- Problem statement:
Exclude the pictures, then copy all remaining records exactly.

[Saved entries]
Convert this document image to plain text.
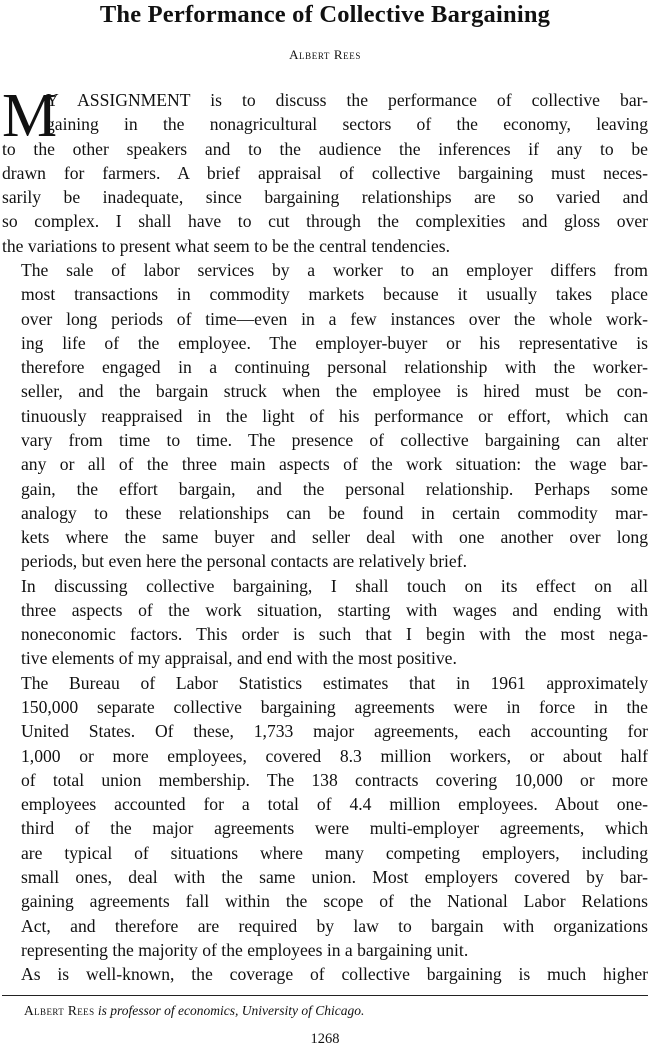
The Performance of Collective Bargaining
Albert Rees
M

Y ASSIGNMENT is to discuss the performance of collective bar-
gaining in the nonagricultural sectors of the economy, leaving
to the other speakers and to the audience the inferences if any to be
drawn for farmers. A brief appraisal of collective bargaining must neces-
sarily be inadequate, since bargaining relationships are so varied and
so complex. I shall have to cut through the complexities and gloss over
the variations to present what seem to be the central tendencies.

The sale of labor services by a worker to an employer differs from
most transactions in commodity markets because it usually takes place
over long periods of time—even in a few instances over the whole work-
ing life of the employee. The employer-buyer or his representative is
therefore engaged in a continuing personal relationship with the worker-
seller, and the bargain struck when the employee is hired must be con-
tinuously reappraised in the light of his performance or effort, which can
vary from time to time. The presence of collective bargaining can alter
any or all of the three main aspects of the work situation: the wage bar-
gain, the effort bargain, and the personal relationship. Perhaps some
analogy to these relationships can be found in certain commodity mar-
kets where the same buyer and seller deal with one another over long
periods, but even here the personal contacts are relatively brief.

In discussing collective bargaining, I shall touch on its effect on all
three aspects of the work situation, starting with wages and ending with
noneconomic factors. This order is such that I begin with the most nega-
tive elements of my appraisal, and end with the most positive.

The Bureau of Labor Statistics estimates that in 1961 approximately
150,000 separate collective bargaining agreements were in force in the
United States. Of these, 1,733 major agreements, each accounting for
1,000 or more employees, covered 8.3 million workers, or about half
of total union membership. The 138 contracts covering 10,000 or more
employees accounted for a total of 4.4 million employees. About one-
third of the major agreements were multi-employer agreements, which
are typical of situations where many competing employers, including
small ones, deal with the same union. Most employers covered by bar-
gaining agreements fall within the scope of the National Labor Relations
Act, and therefore are required by law to bargain with organizations
representing the majority of the employees in a bargaining unit.

As is well-known, the coverage of collective bargaining is much higher

Albert Rees is professor of economics, University of Chicago.
1268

- Response to the task:
Convert this document image to plain text.
The Performance of Collective Bargaining
Albert Rees
M

Y ASSIGNMENT is to discuss the performance of collective bar-
gaining in the nonagricultural sectors of the economy, leaving
to the other speakers and to the audience the inferences if any to be
drawn for farmers. A brief appraisal of collective bargaining must neces-
sarily be inadequate, since bargaining relationships are so varied and
so complex. I shall have to cut through the complexities and gloss over
the variations to present what seem to be the central tendencies.

The sale of labor services by a worker to an employer differs from
most transactions in commodity markets because it usually takes place
over long periods of time—even in a few instances over the whole work-
ing life of the employee. The employer-buyer or his representative is
therefore engaged in a continuing personal relationship with the worker-
seller, and the bargain struck when the employee is hired must be con-
tinuously reappraised in the light of his performance or effort, which can
vary from time to time. The presence of collective bargaining can alter
any or all of the three main aspects of the work situation: the wage bar-
gain, the effort bargain, and the personal relationship. Perhaps some
analogy to these relationships can be found in certain commodity mar-
kets where the same buyer and seller deal with one another over long
periods, but even here the personal contacts are relatively brief.

In discussing collective bargaining, I shall touch on its effect on all
three aspects of the work situation, starting with wages and ending with
noneconomic factors. This order is such that I begin with the most nega-
tive elements of my appraisal, and end with the most positive.

The Bureau of Labor Statistics estimates that in 1961 approximately
150,000 separate collective bargaining agreements were in force in the
United States. Of these, 1,733 major agreements, each accounting for
1,000 or more employees, covered 8.3 million workers, or about half
of total union membership. The 138 contracts covering 10,000 or more
employees accounted for a total of 4.4 million employees. About one-
third of the major agreements were multi-employer agreements, which
are typical of situations where many competing employers, including
small ones, deal with the same union. Most employers covered by bar-
gaining agreements fall within the scope of the National Labor Relations
Act, and therefore are required by law to bargain with organizations
representing the majority of the employees in a bargaining unit.

As is well-known, the coverage of collective bargaining is much higher

Albert Rees is professor of economics, University of Chicago.
1268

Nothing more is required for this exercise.